### [DIRECTIVE]
Below is a listing. Gather each line of it that contains "Industrial".

BEGIN EXTRACTED DATA

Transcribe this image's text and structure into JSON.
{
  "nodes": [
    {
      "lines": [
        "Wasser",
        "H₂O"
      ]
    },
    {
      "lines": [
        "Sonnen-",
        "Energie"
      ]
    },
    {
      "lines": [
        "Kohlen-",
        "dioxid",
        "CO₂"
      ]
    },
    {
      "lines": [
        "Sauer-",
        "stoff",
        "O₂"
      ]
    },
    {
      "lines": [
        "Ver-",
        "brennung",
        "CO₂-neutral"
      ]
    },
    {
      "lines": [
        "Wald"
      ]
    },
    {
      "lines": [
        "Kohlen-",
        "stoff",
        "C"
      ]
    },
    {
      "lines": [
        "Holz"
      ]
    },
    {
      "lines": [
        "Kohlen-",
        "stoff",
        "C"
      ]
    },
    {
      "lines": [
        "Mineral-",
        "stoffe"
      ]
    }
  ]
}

END EXTRACTED DATA
BEGIN EXTRACTED DATA

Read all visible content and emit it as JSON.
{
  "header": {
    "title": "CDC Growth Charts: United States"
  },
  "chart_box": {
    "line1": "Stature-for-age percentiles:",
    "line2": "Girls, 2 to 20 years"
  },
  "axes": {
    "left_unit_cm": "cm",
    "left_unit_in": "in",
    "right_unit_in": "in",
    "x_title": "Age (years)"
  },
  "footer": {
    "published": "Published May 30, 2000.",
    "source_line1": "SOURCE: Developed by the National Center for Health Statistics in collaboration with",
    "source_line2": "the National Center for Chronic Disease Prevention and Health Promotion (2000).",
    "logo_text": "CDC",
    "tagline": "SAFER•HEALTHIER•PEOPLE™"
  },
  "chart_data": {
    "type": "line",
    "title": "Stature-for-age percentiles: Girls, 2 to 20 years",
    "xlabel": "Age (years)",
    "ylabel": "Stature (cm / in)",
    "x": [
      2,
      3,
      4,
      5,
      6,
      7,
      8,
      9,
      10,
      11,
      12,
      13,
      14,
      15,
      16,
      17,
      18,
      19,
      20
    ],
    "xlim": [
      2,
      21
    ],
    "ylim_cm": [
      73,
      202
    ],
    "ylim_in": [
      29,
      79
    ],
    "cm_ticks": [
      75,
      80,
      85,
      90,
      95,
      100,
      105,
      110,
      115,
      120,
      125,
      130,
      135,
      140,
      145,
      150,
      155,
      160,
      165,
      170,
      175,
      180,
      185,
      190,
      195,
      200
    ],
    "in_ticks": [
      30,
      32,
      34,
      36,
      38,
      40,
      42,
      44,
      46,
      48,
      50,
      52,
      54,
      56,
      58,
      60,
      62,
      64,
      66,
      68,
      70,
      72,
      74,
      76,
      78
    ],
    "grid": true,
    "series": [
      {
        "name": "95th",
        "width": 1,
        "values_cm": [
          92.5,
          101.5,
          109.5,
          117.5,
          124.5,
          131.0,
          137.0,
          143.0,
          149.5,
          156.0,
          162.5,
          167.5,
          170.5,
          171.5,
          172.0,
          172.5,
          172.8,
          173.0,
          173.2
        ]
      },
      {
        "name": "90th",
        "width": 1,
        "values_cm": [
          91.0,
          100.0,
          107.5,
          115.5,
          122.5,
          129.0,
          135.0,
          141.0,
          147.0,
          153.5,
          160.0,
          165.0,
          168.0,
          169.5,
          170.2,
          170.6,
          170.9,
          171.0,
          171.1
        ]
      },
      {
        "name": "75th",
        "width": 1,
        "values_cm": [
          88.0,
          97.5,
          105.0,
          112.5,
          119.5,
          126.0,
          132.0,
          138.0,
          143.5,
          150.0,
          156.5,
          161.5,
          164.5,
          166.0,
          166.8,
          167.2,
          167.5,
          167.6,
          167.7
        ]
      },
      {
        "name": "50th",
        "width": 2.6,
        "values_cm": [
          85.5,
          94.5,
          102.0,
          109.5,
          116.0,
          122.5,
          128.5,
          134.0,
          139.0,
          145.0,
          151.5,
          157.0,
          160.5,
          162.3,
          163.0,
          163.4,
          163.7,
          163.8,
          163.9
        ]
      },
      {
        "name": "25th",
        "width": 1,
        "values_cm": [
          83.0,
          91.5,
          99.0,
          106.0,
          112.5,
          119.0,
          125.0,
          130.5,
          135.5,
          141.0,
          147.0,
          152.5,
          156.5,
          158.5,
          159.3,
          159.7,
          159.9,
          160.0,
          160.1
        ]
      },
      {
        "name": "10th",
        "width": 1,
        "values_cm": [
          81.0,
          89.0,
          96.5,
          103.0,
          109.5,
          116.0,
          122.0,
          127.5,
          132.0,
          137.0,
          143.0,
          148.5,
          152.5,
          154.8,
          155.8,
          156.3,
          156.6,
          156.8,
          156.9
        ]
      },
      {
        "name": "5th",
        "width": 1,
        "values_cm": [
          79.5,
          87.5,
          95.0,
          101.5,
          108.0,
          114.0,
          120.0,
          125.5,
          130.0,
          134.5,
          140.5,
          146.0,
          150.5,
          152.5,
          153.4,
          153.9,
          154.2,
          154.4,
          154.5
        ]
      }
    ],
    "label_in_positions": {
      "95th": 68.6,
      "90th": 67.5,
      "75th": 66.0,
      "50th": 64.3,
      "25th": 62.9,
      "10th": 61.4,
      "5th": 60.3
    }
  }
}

END EXTRACTED DATA
BEGIN EXTRACTED DATA

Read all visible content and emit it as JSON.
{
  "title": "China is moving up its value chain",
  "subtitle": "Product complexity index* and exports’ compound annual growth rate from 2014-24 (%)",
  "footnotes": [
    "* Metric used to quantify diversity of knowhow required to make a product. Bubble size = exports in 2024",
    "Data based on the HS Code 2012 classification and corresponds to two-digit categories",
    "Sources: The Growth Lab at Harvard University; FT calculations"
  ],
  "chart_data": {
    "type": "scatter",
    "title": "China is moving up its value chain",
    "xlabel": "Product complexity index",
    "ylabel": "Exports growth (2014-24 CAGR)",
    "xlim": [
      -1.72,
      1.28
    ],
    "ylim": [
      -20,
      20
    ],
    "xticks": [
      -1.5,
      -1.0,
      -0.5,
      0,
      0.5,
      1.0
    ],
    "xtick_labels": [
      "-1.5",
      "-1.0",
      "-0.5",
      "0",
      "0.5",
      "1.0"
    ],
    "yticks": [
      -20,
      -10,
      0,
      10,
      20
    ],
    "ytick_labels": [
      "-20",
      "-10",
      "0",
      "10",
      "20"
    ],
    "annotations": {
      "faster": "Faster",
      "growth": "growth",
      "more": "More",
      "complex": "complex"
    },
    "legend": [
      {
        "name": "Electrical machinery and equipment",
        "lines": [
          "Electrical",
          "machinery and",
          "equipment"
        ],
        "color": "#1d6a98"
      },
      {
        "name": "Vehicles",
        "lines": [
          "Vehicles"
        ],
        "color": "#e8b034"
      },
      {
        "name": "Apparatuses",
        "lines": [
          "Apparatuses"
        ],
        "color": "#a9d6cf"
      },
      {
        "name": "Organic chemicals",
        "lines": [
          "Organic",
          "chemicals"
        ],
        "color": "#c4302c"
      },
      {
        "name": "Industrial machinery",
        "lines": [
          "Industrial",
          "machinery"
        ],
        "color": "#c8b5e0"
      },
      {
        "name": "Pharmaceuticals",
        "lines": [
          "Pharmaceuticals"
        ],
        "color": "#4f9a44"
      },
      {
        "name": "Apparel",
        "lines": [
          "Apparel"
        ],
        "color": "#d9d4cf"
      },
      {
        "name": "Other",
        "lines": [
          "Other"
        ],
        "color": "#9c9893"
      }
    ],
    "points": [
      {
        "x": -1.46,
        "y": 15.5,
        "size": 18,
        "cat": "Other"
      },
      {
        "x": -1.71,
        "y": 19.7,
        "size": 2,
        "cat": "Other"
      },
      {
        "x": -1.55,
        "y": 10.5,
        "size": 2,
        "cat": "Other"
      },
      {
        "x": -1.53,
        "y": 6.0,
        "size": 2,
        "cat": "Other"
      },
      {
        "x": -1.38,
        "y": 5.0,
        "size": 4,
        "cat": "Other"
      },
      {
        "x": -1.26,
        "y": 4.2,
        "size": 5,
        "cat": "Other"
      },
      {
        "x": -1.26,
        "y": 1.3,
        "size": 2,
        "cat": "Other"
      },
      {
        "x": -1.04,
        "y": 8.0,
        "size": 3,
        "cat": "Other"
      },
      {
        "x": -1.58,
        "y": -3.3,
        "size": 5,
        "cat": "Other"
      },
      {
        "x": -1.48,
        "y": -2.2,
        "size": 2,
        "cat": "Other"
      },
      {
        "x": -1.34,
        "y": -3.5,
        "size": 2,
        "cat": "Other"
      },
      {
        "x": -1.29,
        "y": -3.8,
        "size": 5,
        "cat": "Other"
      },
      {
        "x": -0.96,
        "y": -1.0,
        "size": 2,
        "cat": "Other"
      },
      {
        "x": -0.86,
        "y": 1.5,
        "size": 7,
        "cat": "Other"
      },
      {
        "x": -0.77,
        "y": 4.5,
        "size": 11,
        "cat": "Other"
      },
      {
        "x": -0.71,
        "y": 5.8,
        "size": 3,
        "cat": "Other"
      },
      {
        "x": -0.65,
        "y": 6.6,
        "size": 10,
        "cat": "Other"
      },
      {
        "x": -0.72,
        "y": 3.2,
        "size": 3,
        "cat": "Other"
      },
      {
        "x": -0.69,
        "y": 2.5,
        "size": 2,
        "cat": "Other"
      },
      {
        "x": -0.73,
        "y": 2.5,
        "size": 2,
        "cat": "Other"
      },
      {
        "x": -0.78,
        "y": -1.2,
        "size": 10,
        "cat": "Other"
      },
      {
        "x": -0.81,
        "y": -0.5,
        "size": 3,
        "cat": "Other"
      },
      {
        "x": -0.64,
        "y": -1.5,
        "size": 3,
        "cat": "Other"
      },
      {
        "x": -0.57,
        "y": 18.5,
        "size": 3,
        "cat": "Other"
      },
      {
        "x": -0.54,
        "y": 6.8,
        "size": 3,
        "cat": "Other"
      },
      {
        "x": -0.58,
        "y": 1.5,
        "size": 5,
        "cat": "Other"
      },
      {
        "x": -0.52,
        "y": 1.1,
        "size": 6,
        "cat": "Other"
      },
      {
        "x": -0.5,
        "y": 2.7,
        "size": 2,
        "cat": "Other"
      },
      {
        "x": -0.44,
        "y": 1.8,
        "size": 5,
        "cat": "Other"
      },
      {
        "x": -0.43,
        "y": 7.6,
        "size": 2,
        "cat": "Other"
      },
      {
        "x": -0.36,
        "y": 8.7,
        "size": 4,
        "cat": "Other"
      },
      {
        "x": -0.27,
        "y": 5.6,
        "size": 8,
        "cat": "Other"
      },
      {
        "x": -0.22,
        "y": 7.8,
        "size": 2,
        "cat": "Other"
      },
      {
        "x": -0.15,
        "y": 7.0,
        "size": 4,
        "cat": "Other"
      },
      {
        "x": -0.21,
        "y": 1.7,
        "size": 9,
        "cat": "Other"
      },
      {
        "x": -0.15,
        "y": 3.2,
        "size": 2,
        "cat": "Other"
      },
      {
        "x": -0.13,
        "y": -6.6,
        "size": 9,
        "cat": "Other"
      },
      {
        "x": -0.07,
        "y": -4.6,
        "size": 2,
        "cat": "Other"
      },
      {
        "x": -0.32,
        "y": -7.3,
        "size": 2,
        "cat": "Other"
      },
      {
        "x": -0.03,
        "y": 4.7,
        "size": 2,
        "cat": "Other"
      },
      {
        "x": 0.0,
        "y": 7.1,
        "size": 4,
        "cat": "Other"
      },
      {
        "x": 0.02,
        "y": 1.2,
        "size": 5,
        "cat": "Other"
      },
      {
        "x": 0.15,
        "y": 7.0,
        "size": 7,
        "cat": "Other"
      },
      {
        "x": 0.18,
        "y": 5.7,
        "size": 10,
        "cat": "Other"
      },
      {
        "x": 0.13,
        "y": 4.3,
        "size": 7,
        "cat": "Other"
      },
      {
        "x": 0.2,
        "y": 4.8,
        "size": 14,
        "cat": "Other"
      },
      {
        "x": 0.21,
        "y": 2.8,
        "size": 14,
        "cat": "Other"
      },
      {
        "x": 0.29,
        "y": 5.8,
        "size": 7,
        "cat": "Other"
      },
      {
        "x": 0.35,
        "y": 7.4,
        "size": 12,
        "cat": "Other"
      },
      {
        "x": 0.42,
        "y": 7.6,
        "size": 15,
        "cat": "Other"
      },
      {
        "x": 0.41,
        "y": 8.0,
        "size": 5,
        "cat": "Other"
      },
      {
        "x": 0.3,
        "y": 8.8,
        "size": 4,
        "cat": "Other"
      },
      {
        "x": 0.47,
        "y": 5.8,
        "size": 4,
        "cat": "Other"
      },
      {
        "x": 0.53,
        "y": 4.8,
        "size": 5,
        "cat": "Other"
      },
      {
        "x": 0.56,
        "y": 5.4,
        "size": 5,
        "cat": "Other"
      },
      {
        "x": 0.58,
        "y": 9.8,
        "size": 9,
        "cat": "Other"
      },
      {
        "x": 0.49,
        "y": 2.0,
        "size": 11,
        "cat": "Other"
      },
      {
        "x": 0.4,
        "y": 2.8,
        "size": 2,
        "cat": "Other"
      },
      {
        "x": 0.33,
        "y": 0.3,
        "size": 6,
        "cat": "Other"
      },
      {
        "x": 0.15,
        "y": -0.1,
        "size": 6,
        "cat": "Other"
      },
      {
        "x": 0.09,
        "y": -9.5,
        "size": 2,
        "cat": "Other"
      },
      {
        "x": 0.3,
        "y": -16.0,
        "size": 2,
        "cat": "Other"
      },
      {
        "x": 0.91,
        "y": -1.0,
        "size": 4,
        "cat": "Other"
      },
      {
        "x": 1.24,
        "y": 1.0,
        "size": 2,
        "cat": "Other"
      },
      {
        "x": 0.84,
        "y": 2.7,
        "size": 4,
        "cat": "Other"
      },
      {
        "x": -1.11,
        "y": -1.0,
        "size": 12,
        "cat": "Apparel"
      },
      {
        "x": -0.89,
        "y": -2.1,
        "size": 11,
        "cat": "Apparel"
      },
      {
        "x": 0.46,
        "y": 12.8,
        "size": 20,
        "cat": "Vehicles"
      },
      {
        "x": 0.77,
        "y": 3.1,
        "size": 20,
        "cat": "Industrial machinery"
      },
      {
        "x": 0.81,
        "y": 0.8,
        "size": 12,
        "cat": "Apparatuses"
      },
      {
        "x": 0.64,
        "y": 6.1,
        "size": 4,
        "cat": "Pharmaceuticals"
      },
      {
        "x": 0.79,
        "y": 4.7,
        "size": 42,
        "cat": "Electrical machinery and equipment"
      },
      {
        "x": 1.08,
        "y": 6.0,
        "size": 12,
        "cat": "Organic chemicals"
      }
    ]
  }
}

END EXTRACTED DATA

### [EXERCISE RESULT]
        "name": "Industrial machinery",
          "Industrial",
        "cat": "Industrial machinery"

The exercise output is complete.